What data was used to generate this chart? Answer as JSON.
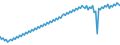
{
  "values": [
    18,
    16,
    17,
    15,
    16,
    14,
    15,
    16,
    15,
    17,
    16,
    18,
    17,
    19,
    18,
    20,
    19,
    21,
    20,
    22,
    21,
    23,
    22,
    24,
    23,
    25,
    24,
    26,
    25,
    27,
    26,
    28,
    27,
    29,
    28,
    30,
    29,
    31,
    30,
    32,
    31,
    33,
    34,
    33,
    35,
    34,
    36,
    35,
    37,
    36,
    38,
    37,
    39,
    38,
    40,
    39,
    38,
    40,
    37,
    39,
    38,
    40,
    35,
    36,
    20,
    38,
    37,
    39,
    38,
    40,
    39,
    41,
    38,
    40,
    39,
    41,
    40,
    42,
    41,
    40
  ],
  "line_color": "#3d9dd0",
  "background_color": "#ffffff",
  "linewidth": 1.1
}
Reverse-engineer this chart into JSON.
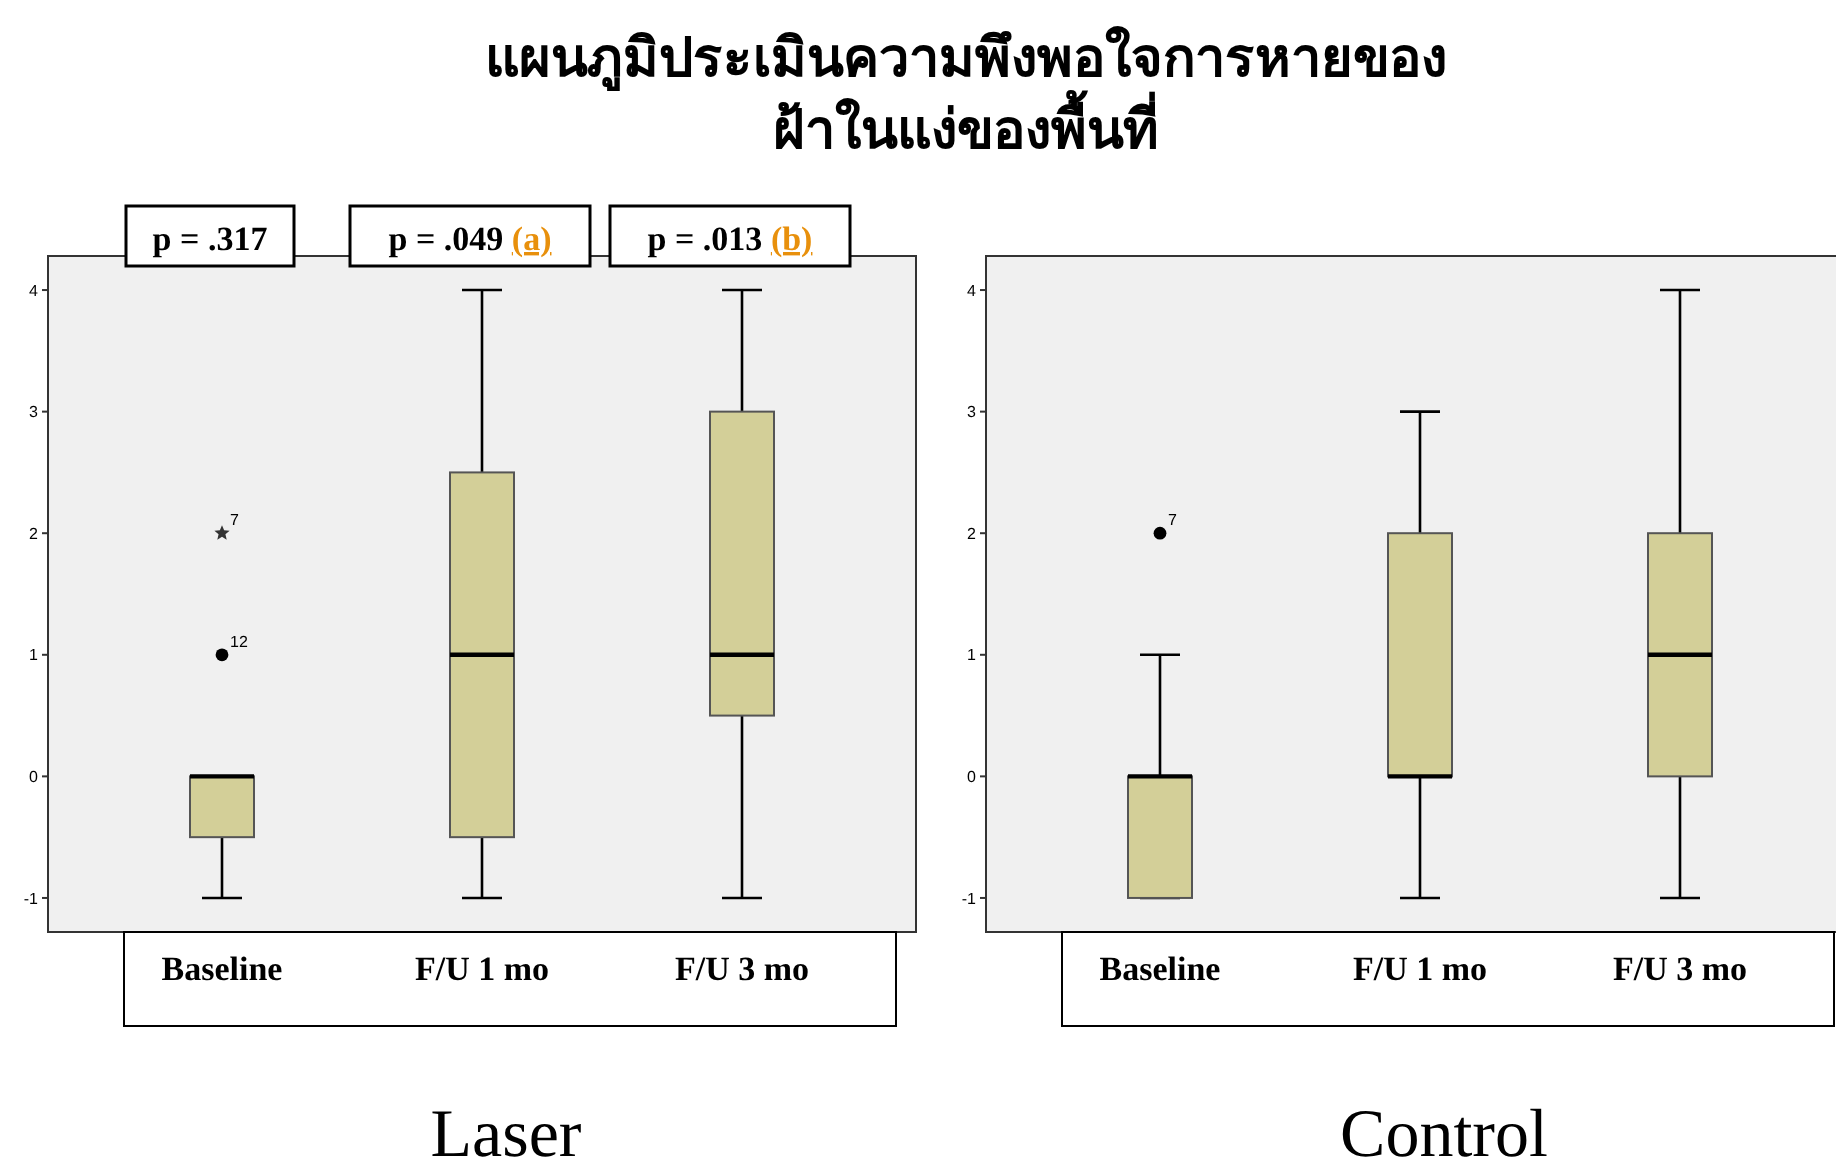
{
  "chart_data": [
    {
      "type": "box",
      "title": "แผนภูมิประเมินความพึงพอใจการหายของ\nฝ้าในแง่ของพื้นที่",
      "xlabel": "Laser",
      "categories": [
        "Baseline",
        "F/U 1 mo",
        "F/U 3 mo"
      ],
      "ylim": [
        -1.28,
        4.28
      ],
      "yticks": [
        -1,
        0,
        1,
        2,
        3,
        4
      ],
      "grid": false,
      "series": [
        {
          "color": "#d3cf98",
          "boxes": [
            {
              "low": -1,
              "q1": -0.5,
              "median": 0,
              "q3": 0,
              "high": 0
            },
            {
              "low": -1,
              "q1": -0.5,
              "median": 1,
              "q3": 2.5,
              "high": 4
            },
            {
              "low": -1,
              "q1": 0.5,
              "median": 1,
              "q3": 3,
              "high": 4
            }
          ]
        },
        {
          "type": "scatter",
          "x": [
            "Baseline"
          ],
          "values": [
            2
          ],
          "marker": "star",
          "color": "#333333"
        },
        {
          "type": "scatter",
          "x": [
            "Baseline"
          ],
          "values": [
            1
          ],
          "marker": "circle",
          "color": "#000000"
        }
      ],
      "annotations": [
        "p = .317",
        "p = .049 (a)",
        "p = .013 (b)",
        {
          "text": "7",
          "x": "Baseline",
          "y": 2
        },
        {
          "text": "12",
          "x": "Baseline",
          "y": 1
        }
      ]
    },
    {
      "type": "box",
      "xlabel": "Control",
      "categories": [
        "Baseline",
        "F/U 1 mo",
        "F/U 3 mo"
      ],
      "ylim": [
        -1.28,
        4.28
      ],
      "yticks": [
        -1,
        0,
        1,
        2,
        3,
        4
      ],
      "grid": false,
      "series": [
        {
          "color": "#d3cf98",
          "boxes": [
            {
              "low": -1,
              "q1": -1,
              "median": 0,
              "q3": 0,
              "high": 1
            },
            {
              "low": -1,
              "q1": 0,
              "median": 0,
              "q3": 2,
              "high": 3
            },
            {
              "low": -1,
              "q1": 0,
              "median": 1,
              "q3": 2,
              "high": 4
            }
          ]
        },
        {
          "type": "scatter",
          "x": [
            "Baseline"
          ],
          "values": [
            2
          ],
          "marker": "circle",
          "color": "#000000"
        }
      ],
      "annotations": [
        {
          "text": "7",
          "x": "Baseline",
          "y": 2
        }
      ]
    }
  ]
}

» Exercise brief
From the data, list each line in which the string "JSON" appears.

» Exercise response
What data was used to generate this chart? Answer as JSON.
Reverse-engineer this chart into JSON.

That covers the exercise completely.